◆ Given task
Retype all of the data exactly as given.

◆ Dataset extract
↓

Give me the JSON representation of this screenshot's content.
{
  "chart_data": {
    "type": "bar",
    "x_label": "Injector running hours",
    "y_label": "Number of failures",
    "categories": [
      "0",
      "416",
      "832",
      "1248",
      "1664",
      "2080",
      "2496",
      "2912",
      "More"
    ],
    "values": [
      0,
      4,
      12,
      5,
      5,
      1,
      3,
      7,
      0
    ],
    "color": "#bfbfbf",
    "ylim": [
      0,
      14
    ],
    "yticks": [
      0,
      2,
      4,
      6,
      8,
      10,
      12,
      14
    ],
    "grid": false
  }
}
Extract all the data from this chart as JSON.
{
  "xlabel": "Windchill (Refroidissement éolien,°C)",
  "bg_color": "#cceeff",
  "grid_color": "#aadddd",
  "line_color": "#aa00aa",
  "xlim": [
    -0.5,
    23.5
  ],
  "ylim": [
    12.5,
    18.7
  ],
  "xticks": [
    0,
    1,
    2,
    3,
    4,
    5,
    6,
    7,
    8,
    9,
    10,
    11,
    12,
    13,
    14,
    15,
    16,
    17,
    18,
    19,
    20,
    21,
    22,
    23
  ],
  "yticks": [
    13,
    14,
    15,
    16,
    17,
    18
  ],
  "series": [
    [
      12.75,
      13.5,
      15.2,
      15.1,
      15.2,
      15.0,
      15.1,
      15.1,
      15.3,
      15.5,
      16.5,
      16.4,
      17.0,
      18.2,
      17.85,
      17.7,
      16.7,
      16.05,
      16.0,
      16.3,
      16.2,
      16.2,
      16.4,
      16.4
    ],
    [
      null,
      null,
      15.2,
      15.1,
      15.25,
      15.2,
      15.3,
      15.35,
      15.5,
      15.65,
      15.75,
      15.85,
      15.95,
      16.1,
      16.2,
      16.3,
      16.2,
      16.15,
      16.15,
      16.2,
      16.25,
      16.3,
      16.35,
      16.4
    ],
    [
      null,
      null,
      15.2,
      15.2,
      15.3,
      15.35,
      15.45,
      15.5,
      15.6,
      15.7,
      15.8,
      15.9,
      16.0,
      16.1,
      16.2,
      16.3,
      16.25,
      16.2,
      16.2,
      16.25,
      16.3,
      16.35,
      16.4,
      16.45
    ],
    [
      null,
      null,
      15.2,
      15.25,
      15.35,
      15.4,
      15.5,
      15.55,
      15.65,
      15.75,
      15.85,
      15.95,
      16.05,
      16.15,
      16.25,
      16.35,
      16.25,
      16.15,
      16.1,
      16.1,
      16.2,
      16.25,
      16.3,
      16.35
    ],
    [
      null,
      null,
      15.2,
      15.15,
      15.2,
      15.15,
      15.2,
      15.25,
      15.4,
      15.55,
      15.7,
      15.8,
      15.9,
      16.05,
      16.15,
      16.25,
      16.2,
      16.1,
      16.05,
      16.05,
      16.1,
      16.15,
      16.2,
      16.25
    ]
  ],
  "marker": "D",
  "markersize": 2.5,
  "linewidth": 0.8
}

↑

◆ Answer for this exercise
Give me the JSON representation of this screenshot's content.
{
  "chart_data": {
    "type": "bar",
    "x_label": "Injector running hours",
    "y_label": "Number of failures",
    "categories": [
      "0",
      "416",
      "832",
      "1248",
      "1664",
      "2080",
      "2496",
      "2912",
      "More"
    ],
    "values": [
      0,
      4,
      12,
      5,
      5,
      1,
      3,
      7,
      0
    ],
    "color": "#bfbfbf",
    "ylim": [
      0,
      14
    ],
    "yticks": [
      0,
      2,
      4,
      6,
      8,
      10,
      12,
      14
    ],
    "grid": false
  }
}
Extract all the data from this chart as JSON.
{
  "xlabel": "Windchill (Refroidissement éolien,°C)",
  "bg_color": "#cceeff",
  "grid_color": "#aadddd",
  "line_color": "#aa00aa",
  "xlim": [
    -0.5,
    23.5
  ],
  "ylim": [
    12.5,
    18.7
  ],
  "xticks": [
    0,
    1,
    2,
    3,
    4,
    5,
    6,
    7,
    8,
    9,
    10,
    11,
    12,
    13,
    14,
    15,
    16,
    17,
    18,
    19,
    20,
    21,
    22,
    23
  ],
  "yticks": [
    13,
    14,
    15,
    16,
    17,
    18
  ],
  "series": [
    [
      12.75,
      13.5,
      15.2,
      15.1,
      15.2,
      15.0,
      15.1,
      15.1,
      15.3,
      15.5,
      16.5,
      16.4,
      17.0,
      18.2,
      17.85,
      17.7,
      16.7,
      16.05,
      16.0,
      16.3,
      16.2,
      16.2,
      16.4,
      16.4
    ],
    [
      null,
      null,
      15.2,
      15.1,
      15.25,
      15.2,
      15.3,
      15.35,
      15.5,
      15.65,
      15.75,
      15.85,
      15.95,
      16.1,
      16.2,
      16.3,
      16.2,
      16.15,
      16.15,
      16.2,
      16.25,
      16.3,
      16.35,
      16.4
    ],
    [
      null,
      null,
      15.2,
      15.2,
      15.3,
      15.35,
      15.45,
      15.5,
      15.6,
      15.7,
      15.8,
      15.9,
      16.0,
      16.1,
      16.2,
      16.3,
      16.25,
      16.2,
      16.2,
      16.25,
      16.3,
      16.35,
      16.4,
      16.45
    ],
    [
      null,
      null,
      15.2,
      15.25,
      15.35,
      15.4,
      15.5,
      15.55,
      15.65,
      15.75,
      15.85,
      15.95,
      16.05,
      16.15,
      16.25,
      16.35,
      16.25,
      16.15,
      16.1,
      16.1,
      16.2,
      16.25,
      16.3,
      16.35
    ],
    [
      null,
      null,
      15.2,
      15.15,
      15.2,
      15.15,
      15.2,
      15.25,
      15.4,
      15.55,
      15.7,
      15.8,
      15.9,
      16.05,
      16.15,
      16.25,
      16.2,
      16.1,
      16.05,
      16.05,
      16.1,
      16.15,
      16.2,
      16.25
    ]
  ],
  "marker": "D",
  "markersize": 2.5,
  "linewidth": 0.8
}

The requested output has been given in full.